#### [Directions]
For the entries below, how many lines include the word "Estimated"? Give the figure and nothing more.

#### [Rows]
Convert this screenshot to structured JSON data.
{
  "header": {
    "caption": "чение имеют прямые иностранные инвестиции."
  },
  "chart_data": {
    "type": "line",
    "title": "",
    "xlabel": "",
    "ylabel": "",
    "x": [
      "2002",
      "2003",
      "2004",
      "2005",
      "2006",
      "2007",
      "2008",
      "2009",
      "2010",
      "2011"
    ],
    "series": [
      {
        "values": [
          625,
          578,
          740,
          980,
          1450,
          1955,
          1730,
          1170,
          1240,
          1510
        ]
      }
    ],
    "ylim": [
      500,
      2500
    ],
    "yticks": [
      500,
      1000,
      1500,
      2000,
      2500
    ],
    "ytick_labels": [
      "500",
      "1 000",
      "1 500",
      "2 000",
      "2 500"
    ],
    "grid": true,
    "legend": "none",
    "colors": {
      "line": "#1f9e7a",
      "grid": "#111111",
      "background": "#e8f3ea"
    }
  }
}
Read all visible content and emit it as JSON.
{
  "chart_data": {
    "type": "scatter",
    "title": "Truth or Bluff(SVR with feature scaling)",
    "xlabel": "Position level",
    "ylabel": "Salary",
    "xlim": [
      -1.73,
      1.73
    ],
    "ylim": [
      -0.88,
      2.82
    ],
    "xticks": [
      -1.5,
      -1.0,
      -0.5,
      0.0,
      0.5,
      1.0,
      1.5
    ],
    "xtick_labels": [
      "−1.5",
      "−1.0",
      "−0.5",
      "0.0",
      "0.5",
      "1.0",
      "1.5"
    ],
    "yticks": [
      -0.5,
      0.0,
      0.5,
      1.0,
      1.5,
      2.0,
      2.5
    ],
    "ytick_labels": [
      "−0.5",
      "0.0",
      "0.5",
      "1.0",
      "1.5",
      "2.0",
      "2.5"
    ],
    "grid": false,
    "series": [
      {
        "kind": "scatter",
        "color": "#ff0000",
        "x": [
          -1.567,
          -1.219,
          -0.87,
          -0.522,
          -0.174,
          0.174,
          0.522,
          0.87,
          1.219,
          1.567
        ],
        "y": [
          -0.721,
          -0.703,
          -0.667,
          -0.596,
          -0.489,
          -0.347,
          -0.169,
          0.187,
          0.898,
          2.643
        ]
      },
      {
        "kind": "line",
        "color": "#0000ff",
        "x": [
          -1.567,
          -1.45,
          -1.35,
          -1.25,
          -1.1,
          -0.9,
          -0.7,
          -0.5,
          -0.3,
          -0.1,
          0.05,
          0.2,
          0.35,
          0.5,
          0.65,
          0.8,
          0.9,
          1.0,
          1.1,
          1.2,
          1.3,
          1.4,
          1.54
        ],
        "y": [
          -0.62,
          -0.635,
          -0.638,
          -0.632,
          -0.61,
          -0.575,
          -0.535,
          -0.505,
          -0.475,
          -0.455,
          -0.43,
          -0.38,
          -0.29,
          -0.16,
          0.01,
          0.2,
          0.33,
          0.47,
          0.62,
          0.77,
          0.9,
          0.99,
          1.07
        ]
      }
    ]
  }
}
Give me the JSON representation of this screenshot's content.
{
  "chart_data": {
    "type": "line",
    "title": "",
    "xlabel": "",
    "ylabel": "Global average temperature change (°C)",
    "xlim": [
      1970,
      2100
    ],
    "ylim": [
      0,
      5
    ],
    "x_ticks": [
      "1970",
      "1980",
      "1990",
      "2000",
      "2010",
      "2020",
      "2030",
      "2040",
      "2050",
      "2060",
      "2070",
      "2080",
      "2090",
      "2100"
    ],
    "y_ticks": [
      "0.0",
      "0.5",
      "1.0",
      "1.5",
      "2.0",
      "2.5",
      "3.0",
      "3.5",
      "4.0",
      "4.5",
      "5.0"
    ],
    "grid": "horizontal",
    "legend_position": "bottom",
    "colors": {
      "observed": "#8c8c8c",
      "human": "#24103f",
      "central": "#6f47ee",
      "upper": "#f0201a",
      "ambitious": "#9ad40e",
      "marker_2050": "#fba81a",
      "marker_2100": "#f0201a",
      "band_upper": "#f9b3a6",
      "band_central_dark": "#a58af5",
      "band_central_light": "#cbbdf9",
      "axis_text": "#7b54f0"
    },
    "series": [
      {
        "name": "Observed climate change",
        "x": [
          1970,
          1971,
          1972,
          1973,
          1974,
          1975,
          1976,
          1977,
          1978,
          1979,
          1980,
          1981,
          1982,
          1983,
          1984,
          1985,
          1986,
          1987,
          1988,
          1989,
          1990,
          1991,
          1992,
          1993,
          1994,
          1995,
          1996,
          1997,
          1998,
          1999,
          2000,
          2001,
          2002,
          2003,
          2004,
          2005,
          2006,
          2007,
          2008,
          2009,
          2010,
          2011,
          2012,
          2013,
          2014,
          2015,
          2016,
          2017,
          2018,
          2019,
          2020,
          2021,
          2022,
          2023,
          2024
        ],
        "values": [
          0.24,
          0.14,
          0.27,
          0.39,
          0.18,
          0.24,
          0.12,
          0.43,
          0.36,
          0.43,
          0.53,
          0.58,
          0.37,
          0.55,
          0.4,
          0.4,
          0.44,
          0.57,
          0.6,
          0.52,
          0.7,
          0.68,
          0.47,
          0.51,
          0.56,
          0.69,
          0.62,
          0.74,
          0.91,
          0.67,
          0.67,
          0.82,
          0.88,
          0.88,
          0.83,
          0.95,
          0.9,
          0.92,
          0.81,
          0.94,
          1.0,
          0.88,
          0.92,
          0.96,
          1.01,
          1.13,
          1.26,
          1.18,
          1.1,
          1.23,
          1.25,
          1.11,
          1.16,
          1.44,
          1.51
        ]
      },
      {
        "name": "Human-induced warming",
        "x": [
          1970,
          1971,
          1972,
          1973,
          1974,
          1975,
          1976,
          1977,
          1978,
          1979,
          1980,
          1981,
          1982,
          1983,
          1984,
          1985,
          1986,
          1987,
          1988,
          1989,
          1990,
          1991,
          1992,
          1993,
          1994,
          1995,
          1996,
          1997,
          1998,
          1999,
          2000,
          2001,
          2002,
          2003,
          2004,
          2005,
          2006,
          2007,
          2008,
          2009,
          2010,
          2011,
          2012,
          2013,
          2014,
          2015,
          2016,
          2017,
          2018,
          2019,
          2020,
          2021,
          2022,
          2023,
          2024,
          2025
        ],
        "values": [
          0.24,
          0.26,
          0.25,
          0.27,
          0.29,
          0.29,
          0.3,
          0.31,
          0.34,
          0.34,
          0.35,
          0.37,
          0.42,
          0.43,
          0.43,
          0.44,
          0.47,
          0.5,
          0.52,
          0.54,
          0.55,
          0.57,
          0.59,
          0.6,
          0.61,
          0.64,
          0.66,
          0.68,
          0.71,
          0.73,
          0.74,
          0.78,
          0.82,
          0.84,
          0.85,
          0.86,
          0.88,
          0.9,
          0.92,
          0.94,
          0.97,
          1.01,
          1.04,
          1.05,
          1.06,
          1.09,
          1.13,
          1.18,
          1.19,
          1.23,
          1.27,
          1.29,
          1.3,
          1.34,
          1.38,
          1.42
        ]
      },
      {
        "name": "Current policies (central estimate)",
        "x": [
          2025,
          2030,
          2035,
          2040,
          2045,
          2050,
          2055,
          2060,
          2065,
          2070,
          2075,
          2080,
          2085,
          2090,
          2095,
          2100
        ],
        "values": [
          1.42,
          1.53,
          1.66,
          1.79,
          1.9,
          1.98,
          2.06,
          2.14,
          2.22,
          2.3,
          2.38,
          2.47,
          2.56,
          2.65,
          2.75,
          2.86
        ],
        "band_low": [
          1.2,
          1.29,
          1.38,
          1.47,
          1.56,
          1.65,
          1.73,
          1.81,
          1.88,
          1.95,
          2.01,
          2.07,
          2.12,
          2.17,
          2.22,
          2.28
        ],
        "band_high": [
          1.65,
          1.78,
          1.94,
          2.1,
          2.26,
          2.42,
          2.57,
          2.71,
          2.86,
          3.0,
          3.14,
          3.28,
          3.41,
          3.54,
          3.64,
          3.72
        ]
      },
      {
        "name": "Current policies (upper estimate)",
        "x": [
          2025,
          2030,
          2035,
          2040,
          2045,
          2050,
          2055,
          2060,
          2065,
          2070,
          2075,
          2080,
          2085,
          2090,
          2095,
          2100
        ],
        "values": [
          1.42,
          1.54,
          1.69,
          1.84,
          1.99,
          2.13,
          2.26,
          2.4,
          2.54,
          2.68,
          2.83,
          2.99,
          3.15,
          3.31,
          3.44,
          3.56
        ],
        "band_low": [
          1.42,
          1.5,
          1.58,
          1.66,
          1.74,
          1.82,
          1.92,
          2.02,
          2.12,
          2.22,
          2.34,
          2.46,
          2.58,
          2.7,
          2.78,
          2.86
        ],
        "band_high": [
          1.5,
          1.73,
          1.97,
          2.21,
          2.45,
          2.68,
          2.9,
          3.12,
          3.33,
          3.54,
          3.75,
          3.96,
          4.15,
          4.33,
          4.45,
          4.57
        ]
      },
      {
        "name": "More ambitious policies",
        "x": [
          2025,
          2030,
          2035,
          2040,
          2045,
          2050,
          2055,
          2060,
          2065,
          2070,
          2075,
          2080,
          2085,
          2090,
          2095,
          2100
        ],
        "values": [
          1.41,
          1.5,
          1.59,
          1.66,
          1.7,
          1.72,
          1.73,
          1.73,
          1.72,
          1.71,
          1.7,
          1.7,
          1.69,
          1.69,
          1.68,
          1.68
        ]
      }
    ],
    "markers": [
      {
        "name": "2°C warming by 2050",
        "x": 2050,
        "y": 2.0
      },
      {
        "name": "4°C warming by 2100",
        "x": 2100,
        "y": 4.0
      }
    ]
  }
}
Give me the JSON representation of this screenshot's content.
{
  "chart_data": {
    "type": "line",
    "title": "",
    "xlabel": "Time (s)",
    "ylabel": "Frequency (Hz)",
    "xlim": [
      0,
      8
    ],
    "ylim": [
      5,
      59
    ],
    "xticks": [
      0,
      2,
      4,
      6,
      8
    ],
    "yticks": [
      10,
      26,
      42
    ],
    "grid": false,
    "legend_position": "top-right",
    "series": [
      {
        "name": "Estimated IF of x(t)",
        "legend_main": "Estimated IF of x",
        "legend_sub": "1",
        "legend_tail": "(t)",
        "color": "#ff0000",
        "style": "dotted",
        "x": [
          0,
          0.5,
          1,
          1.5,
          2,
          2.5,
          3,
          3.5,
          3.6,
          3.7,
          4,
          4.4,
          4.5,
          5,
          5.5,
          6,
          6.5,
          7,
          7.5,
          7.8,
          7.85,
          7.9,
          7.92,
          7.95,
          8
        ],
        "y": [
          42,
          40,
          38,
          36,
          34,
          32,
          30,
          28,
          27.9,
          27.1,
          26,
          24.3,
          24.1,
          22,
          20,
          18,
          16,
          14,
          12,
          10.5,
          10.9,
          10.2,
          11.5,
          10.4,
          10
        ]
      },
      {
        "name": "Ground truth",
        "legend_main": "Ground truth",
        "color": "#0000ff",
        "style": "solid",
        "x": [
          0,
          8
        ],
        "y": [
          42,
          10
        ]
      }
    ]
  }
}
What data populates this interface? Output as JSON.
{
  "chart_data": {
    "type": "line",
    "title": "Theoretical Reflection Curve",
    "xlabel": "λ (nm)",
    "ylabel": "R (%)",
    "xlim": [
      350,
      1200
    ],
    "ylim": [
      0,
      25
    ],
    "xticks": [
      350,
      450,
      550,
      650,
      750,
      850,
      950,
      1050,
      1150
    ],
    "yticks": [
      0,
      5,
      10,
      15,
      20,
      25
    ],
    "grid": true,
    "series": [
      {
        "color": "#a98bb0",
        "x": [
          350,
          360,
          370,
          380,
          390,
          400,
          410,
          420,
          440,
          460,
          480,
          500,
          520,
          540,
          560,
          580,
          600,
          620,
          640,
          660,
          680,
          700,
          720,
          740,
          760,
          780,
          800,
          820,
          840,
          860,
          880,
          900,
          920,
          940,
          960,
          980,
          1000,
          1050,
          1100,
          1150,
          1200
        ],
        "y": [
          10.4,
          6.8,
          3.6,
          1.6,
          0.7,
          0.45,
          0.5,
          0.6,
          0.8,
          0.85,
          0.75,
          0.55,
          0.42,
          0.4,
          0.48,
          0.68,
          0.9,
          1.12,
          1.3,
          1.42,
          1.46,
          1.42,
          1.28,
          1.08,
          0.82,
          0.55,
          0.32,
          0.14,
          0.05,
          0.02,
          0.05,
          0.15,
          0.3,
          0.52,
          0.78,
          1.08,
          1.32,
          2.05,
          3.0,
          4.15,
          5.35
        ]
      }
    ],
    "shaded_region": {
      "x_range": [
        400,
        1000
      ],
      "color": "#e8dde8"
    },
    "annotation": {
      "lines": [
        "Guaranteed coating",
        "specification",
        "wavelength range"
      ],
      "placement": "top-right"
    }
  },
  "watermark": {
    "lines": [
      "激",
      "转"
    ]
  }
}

#### [Complete output]
2